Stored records
============================================================

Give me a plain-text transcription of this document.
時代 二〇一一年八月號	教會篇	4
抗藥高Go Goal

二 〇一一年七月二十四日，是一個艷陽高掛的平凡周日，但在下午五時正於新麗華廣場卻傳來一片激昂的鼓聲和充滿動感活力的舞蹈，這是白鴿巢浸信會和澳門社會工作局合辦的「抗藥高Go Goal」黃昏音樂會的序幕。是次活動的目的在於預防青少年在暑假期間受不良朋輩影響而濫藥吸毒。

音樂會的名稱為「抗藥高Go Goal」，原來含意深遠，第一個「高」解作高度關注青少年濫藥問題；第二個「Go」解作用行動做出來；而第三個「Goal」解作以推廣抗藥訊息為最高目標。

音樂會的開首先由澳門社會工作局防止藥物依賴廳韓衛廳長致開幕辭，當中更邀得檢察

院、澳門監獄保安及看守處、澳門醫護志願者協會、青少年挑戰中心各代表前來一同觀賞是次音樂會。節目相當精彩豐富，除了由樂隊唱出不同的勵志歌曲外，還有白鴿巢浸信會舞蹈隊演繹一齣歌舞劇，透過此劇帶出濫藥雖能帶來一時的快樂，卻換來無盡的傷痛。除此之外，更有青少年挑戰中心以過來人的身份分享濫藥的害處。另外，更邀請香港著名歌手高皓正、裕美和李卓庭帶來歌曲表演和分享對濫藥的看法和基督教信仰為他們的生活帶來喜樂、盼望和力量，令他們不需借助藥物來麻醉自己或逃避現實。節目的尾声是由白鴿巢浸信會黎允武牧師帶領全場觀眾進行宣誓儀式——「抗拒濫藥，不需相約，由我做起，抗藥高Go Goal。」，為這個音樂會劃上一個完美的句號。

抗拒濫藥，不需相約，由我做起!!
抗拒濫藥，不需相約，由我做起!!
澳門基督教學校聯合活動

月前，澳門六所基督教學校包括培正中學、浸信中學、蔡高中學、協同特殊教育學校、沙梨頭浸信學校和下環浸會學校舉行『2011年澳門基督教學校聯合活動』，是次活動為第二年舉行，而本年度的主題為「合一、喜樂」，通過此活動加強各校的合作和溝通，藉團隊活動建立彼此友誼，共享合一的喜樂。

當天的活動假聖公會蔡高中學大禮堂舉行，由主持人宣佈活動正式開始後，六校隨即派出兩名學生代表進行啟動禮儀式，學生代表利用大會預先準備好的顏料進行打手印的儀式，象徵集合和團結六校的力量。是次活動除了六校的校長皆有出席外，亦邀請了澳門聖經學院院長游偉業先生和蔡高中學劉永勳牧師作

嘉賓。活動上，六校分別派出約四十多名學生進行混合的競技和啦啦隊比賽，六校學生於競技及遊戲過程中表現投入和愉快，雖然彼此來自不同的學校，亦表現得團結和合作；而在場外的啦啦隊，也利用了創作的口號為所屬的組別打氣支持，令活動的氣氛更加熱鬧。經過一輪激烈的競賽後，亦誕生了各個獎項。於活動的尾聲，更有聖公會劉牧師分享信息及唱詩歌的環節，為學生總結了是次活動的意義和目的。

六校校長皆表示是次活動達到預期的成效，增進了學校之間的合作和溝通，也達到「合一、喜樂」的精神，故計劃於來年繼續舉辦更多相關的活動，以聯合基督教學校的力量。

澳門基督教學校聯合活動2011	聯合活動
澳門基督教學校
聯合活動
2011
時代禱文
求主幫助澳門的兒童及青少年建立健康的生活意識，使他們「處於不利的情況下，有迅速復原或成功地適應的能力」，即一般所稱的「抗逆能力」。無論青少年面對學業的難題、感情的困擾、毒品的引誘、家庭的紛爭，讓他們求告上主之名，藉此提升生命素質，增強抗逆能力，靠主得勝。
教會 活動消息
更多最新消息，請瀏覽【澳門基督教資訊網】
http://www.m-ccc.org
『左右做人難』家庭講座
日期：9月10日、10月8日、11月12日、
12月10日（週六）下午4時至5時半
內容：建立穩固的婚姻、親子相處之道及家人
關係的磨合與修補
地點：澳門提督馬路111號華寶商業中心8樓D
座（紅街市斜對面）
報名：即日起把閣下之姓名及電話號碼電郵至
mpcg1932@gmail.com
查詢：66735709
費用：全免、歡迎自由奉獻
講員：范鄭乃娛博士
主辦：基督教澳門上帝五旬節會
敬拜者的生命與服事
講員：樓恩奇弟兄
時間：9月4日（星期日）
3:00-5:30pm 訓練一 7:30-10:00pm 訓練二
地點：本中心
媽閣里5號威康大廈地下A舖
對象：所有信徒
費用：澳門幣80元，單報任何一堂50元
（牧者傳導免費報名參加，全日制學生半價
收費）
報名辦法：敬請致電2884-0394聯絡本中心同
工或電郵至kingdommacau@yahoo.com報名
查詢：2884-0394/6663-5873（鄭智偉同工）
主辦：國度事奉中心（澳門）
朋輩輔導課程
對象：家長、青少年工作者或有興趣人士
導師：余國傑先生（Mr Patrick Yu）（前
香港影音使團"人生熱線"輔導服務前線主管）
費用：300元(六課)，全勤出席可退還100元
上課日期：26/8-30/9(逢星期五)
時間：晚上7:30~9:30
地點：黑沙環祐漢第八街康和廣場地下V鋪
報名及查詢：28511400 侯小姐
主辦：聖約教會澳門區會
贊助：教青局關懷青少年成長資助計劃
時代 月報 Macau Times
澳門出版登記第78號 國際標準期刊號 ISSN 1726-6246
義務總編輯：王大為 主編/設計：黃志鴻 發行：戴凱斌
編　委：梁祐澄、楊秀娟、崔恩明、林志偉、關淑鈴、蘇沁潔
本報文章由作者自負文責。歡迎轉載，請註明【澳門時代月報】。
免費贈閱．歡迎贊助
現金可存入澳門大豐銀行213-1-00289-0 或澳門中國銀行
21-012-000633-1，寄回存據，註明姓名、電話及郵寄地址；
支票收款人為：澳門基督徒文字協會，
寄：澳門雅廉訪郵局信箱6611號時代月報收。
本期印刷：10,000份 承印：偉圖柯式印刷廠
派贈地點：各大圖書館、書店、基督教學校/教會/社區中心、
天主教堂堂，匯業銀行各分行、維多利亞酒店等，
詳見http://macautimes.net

============================================================

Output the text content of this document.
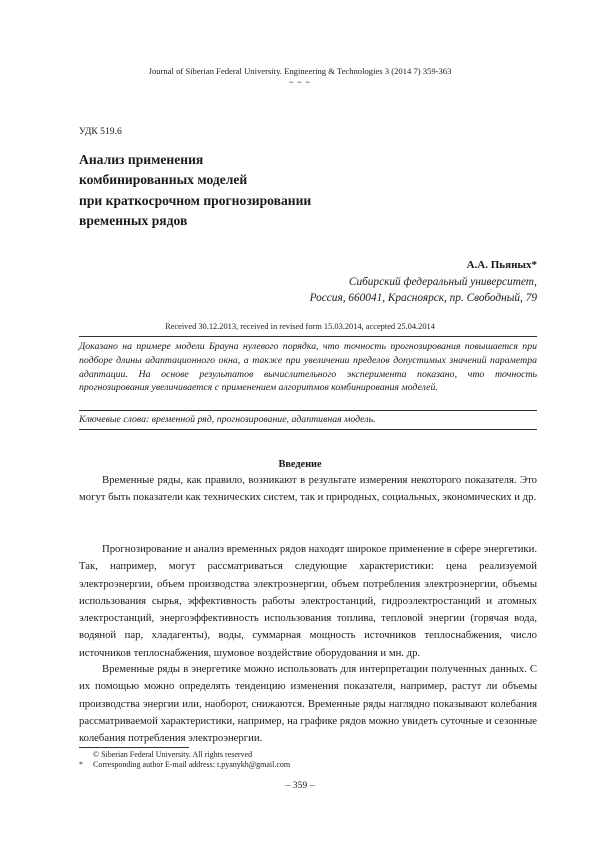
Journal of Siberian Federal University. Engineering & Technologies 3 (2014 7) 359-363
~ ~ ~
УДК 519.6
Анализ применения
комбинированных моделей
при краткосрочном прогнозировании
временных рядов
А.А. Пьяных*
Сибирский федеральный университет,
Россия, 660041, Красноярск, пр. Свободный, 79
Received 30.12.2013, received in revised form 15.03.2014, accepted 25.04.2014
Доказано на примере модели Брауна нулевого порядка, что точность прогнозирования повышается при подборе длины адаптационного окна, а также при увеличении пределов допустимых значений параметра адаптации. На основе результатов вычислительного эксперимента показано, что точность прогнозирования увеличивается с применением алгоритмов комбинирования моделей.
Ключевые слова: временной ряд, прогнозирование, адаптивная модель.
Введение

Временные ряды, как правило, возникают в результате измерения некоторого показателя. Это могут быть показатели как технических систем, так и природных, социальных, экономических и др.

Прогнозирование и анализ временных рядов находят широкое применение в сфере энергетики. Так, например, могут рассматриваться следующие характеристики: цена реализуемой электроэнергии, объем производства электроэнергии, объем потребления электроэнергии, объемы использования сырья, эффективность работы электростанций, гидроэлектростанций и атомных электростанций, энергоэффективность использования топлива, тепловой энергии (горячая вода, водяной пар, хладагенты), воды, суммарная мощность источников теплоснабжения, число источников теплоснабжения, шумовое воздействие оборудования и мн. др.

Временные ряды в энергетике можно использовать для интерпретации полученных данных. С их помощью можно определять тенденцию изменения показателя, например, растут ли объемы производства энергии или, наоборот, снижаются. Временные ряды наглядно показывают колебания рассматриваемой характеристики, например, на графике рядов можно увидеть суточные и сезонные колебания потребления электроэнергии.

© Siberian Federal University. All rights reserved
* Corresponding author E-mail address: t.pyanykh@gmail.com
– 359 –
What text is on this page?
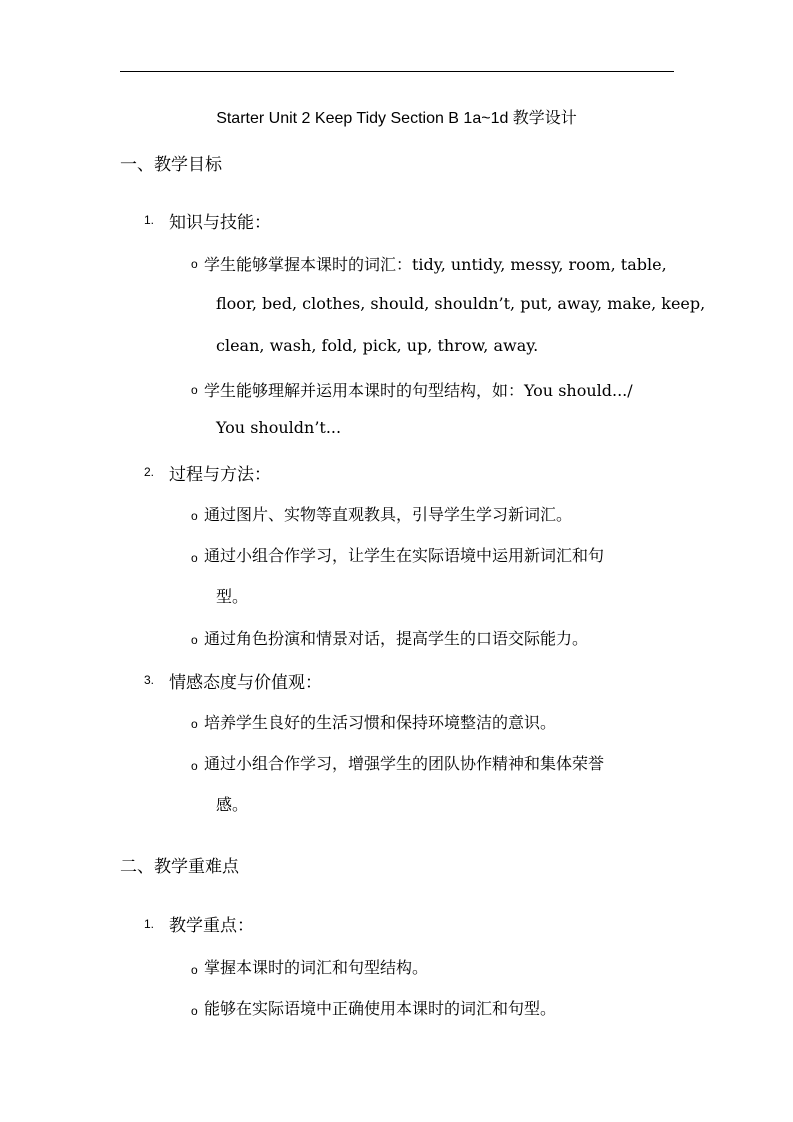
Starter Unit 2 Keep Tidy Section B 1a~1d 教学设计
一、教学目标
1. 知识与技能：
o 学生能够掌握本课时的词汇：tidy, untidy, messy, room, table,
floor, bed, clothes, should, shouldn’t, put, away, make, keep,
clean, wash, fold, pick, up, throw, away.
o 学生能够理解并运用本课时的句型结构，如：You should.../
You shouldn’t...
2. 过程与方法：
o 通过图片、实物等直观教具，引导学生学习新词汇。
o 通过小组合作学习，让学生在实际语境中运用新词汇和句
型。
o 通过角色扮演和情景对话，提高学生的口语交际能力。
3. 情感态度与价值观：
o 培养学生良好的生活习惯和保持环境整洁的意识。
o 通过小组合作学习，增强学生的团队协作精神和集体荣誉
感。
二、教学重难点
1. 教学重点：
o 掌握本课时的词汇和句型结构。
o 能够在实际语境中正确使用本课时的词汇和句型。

============================================================

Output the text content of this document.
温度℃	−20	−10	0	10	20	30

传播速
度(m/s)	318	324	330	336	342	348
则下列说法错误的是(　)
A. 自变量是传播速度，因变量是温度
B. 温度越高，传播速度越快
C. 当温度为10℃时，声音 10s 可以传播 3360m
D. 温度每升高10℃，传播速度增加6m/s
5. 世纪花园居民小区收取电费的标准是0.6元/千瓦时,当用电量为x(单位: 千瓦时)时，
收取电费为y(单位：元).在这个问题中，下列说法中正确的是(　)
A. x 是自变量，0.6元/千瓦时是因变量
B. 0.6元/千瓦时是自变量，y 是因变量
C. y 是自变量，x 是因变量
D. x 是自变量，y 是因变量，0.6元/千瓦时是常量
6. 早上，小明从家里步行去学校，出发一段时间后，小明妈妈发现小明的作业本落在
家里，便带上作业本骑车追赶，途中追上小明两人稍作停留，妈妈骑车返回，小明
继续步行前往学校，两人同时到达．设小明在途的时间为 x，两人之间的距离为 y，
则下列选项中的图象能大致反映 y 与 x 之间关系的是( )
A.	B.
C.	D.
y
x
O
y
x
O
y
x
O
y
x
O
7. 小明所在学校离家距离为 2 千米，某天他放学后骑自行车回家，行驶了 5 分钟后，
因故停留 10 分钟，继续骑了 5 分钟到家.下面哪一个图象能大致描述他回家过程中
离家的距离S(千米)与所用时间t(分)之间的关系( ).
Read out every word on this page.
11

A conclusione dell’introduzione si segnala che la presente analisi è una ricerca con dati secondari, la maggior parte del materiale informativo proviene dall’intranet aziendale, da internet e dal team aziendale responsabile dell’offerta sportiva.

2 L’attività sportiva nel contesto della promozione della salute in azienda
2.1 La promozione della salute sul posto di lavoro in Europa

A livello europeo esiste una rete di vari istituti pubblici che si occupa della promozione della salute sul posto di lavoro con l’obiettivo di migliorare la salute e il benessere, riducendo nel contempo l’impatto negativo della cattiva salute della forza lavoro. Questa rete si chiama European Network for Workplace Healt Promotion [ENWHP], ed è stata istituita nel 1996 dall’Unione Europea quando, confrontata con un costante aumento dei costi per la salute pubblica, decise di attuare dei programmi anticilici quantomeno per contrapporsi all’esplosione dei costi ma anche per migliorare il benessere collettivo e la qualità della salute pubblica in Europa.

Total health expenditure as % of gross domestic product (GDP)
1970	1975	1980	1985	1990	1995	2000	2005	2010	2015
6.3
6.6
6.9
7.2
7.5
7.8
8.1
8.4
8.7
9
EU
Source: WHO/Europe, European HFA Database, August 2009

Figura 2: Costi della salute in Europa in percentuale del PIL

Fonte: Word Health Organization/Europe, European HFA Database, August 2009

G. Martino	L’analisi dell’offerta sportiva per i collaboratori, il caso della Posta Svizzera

============================================================

• **TASK TO COMPLETE**:
Copy all the lines above that hold the string "Federal".

• **RIGHT ANSWER**:
Journal of Siberian Federal University. Engineering & Technologies 3 (2014 7) 359-363
© Siberian Federal University. All rights reserved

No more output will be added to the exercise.